» **Task prompt**
In how many lines of the data does the word "name" appear? Give the number by itself.

» **Data listing**
--------------------------------

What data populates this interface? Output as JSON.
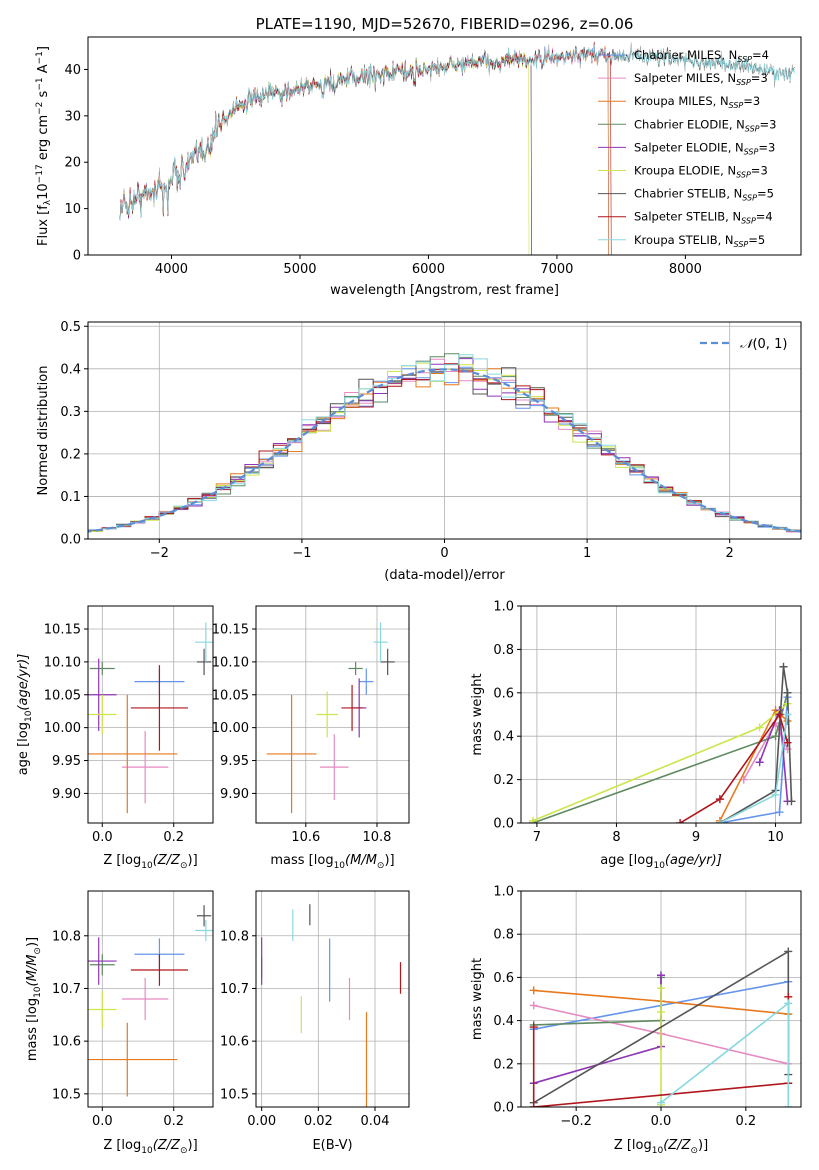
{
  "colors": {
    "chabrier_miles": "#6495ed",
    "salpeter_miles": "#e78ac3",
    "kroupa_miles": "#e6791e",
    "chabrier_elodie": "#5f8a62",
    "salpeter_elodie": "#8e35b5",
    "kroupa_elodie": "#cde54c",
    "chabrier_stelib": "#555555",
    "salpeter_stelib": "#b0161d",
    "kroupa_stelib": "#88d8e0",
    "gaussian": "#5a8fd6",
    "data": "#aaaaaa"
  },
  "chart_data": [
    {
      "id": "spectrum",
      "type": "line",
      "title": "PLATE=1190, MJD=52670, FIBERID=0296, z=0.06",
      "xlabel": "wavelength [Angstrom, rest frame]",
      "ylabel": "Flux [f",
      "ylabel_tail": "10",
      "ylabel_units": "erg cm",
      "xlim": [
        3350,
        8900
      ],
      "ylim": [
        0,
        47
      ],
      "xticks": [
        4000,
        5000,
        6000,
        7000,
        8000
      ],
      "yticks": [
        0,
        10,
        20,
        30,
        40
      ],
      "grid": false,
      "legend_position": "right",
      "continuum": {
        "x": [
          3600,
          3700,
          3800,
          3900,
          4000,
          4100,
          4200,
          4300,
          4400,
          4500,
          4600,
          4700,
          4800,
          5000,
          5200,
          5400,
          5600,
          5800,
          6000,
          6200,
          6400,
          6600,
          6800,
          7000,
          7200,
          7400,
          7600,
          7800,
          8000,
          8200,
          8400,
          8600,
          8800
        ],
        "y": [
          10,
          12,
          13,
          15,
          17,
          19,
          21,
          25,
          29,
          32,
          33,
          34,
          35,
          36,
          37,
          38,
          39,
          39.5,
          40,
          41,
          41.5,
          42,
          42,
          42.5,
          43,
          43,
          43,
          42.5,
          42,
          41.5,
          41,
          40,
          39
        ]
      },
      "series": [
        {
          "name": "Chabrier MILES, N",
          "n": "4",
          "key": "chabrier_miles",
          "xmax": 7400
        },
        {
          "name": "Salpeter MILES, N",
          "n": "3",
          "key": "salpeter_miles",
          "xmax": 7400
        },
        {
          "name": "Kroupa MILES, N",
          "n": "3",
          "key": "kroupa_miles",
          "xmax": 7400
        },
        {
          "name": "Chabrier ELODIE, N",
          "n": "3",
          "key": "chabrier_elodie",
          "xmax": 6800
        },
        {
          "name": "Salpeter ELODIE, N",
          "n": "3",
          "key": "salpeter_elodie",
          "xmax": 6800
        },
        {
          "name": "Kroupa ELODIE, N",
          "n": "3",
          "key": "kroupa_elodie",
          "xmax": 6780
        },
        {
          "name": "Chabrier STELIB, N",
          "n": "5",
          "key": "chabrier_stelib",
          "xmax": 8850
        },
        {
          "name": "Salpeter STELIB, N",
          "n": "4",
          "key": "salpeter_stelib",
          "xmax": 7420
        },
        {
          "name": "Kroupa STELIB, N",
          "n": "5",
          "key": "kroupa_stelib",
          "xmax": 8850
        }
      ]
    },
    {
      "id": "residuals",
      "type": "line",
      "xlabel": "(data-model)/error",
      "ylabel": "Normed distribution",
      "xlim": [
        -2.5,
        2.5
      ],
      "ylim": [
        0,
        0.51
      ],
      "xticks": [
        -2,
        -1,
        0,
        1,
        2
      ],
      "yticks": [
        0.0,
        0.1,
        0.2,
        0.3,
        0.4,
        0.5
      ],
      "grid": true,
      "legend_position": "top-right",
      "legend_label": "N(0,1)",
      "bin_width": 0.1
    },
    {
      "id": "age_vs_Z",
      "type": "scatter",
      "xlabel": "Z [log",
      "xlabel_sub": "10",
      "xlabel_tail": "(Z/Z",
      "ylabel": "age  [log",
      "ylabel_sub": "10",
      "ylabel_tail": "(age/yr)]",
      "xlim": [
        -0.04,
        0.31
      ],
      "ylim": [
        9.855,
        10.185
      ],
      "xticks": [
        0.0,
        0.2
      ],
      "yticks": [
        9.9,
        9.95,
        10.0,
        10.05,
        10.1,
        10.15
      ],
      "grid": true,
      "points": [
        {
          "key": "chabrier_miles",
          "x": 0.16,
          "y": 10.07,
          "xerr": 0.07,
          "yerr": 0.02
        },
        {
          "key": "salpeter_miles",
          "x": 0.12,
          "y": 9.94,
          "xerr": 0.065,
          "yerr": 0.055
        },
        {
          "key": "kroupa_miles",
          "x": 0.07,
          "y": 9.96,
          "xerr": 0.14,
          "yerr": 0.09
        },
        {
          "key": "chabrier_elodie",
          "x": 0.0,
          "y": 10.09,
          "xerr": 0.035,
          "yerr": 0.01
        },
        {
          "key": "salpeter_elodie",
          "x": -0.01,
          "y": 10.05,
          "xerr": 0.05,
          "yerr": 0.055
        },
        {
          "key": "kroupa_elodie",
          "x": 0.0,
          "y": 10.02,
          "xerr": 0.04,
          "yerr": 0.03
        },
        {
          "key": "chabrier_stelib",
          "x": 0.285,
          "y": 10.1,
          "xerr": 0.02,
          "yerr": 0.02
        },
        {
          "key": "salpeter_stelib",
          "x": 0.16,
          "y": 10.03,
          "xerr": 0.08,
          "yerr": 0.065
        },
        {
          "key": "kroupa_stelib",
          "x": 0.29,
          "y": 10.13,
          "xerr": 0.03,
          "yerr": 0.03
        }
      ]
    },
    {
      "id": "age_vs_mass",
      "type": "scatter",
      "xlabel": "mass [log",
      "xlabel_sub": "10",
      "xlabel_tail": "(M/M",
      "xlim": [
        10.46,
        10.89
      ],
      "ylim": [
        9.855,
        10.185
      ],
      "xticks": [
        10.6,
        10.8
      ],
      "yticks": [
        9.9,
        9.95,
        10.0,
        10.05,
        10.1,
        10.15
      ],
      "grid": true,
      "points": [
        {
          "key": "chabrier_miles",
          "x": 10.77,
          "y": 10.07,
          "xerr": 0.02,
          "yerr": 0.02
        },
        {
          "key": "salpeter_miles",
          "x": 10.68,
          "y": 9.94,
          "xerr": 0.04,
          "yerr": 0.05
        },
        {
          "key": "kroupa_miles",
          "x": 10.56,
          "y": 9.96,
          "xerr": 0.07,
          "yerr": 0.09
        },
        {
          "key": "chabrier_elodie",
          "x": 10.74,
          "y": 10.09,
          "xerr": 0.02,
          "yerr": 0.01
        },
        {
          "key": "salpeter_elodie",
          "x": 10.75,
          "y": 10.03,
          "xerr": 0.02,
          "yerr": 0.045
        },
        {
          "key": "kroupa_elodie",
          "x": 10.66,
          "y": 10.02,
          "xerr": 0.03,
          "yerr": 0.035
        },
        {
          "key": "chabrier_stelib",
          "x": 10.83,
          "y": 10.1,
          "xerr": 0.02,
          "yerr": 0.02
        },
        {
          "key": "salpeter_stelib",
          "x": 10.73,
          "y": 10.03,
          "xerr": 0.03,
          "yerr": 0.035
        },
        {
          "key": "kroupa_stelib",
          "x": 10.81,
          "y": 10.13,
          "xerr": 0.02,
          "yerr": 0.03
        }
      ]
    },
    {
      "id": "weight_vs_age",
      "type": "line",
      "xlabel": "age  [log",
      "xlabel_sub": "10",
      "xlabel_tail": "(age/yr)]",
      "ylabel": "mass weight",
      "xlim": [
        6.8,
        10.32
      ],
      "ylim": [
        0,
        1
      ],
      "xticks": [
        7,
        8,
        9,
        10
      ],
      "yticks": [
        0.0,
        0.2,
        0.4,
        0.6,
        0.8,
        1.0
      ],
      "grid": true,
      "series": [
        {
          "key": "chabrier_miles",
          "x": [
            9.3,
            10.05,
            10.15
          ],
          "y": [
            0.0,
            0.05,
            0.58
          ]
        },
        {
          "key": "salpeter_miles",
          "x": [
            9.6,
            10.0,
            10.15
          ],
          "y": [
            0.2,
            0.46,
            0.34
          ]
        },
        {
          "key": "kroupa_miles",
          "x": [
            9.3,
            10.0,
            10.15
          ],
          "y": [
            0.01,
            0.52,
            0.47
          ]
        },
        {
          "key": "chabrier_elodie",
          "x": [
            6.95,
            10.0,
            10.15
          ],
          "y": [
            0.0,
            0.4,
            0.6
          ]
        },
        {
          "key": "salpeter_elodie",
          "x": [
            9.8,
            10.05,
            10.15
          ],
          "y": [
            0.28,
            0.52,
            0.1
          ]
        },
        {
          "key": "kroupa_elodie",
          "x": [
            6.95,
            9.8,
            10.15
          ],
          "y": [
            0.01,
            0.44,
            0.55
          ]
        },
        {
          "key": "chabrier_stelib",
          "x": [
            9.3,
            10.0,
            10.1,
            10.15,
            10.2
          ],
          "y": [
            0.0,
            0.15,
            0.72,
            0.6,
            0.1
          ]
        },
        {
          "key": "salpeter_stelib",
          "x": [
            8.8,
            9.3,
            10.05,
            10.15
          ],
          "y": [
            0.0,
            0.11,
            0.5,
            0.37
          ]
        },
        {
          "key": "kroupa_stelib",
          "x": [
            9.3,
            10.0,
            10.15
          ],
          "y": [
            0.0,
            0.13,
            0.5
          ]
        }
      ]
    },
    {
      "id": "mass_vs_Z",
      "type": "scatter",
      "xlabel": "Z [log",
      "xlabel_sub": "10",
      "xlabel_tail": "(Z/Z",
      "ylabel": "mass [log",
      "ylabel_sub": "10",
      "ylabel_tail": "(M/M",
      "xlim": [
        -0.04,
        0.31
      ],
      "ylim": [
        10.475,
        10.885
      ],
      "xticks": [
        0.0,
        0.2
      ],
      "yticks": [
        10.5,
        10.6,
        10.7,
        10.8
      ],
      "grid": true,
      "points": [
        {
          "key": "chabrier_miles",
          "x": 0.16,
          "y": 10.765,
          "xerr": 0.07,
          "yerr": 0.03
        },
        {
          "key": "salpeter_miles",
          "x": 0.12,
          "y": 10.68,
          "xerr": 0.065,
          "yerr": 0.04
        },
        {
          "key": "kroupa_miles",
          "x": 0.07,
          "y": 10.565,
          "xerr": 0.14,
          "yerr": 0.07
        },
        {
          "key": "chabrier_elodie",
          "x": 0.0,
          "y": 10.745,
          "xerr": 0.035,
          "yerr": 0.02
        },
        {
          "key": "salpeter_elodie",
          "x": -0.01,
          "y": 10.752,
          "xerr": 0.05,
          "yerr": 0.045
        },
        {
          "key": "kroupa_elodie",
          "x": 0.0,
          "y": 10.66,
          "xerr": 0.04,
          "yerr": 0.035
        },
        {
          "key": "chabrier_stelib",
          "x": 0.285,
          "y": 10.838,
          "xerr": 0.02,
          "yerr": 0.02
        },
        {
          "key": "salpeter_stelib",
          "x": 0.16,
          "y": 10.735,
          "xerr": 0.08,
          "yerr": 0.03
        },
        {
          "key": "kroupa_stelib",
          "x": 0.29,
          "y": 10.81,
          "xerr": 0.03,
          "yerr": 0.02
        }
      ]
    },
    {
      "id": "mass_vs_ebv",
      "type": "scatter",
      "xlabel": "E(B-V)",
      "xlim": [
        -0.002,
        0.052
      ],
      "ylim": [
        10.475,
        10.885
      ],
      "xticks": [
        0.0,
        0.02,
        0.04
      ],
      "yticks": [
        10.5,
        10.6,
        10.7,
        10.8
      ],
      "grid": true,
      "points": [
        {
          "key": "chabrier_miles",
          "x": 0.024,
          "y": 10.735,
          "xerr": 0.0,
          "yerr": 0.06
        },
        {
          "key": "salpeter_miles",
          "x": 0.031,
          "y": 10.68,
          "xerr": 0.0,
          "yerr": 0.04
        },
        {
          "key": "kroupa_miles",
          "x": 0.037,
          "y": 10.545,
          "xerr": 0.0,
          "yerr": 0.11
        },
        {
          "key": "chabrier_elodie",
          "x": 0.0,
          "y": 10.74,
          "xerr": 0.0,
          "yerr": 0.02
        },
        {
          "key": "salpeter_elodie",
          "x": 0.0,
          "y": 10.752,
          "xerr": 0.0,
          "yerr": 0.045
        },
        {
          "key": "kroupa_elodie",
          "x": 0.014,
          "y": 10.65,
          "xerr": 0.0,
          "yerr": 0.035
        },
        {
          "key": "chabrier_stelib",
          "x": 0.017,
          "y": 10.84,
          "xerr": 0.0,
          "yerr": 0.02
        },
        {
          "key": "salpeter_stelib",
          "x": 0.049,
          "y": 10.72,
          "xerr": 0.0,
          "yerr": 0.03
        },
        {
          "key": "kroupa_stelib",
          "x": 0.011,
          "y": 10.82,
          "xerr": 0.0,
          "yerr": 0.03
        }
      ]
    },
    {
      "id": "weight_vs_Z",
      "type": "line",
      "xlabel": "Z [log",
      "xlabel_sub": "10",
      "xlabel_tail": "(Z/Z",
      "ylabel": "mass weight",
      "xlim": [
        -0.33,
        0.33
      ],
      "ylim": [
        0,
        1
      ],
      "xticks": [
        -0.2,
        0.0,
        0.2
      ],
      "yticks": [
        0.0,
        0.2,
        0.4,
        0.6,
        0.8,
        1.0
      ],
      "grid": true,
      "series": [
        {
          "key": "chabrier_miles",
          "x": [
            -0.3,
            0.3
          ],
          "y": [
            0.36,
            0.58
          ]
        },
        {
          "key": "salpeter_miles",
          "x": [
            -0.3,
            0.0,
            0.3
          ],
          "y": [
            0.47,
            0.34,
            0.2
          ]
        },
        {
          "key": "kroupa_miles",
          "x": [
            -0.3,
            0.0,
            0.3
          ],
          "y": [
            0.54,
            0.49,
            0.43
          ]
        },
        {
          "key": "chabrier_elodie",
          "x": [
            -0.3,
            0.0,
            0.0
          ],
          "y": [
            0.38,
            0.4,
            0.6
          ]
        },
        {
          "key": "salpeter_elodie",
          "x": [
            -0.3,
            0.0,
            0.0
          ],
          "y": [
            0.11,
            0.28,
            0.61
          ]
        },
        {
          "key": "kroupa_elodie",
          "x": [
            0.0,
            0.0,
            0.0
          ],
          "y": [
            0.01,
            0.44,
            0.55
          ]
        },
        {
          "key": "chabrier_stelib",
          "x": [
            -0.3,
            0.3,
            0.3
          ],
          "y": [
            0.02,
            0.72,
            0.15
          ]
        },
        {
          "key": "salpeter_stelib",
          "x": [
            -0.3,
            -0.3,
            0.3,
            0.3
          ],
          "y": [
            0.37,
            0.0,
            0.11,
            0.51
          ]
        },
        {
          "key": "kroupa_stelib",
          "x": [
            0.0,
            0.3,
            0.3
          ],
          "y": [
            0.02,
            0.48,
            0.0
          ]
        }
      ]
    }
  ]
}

--------------------------------

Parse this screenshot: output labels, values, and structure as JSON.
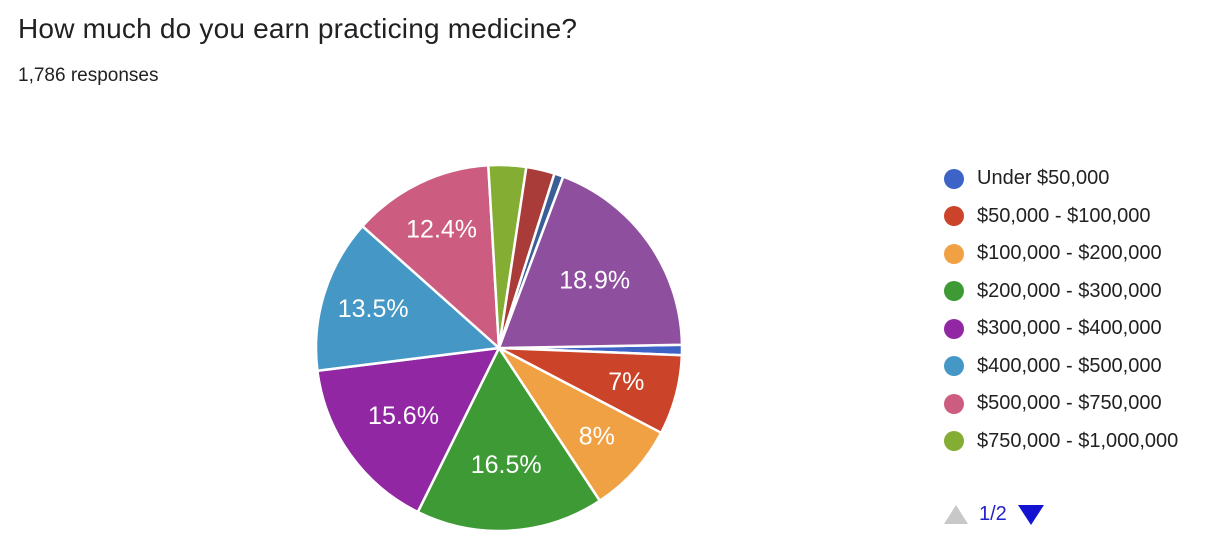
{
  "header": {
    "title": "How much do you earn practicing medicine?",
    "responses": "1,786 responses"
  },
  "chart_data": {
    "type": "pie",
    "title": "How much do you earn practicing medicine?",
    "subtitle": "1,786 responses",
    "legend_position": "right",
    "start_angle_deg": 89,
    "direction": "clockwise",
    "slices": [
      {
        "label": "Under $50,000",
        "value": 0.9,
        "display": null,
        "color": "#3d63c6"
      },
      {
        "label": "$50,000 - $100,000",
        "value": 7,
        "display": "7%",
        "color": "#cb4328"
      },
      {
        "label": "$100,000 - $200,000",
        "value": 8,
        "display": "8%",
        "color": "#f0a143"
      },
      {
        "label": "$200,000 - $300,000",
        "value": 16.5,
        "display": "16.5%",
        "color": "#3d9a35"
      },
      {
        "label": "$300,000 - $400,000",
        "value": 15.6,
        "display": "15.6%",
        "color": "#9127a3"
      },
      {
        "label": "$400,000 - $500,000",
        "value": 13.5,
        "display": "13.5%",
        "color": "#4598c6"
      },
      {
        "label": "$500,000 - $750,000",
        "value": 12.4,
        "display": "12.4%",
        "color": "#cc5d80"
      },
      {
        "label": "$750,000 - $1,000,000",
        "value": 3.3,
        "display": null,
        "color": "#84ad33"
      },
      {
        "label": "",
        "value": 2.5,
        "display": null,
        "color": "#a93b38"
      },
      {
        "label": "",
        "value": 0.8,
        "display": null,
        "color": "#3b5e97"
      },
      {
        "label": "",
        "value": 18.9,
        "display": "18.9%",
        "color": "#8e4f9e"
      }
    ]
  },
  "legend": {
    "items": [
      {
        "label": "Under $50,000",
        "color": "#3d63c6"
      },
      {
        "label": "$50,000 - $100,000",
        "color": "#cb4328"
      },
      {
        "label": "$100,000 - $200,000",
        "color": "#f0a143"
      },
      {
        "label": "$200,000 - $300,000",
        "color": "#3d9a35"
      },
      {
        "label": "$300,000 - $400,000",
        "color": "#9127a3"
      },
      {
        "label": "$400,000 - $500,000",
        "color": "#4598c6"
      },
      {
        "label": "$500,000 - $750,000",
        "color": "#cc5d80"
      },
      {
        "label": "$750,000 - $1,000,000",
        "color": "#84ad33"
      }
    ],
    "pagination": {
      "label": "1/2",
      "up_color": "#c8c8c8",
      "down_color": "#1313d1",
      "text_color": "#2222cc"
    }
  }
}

--------------------------------

» **Problem solution**
9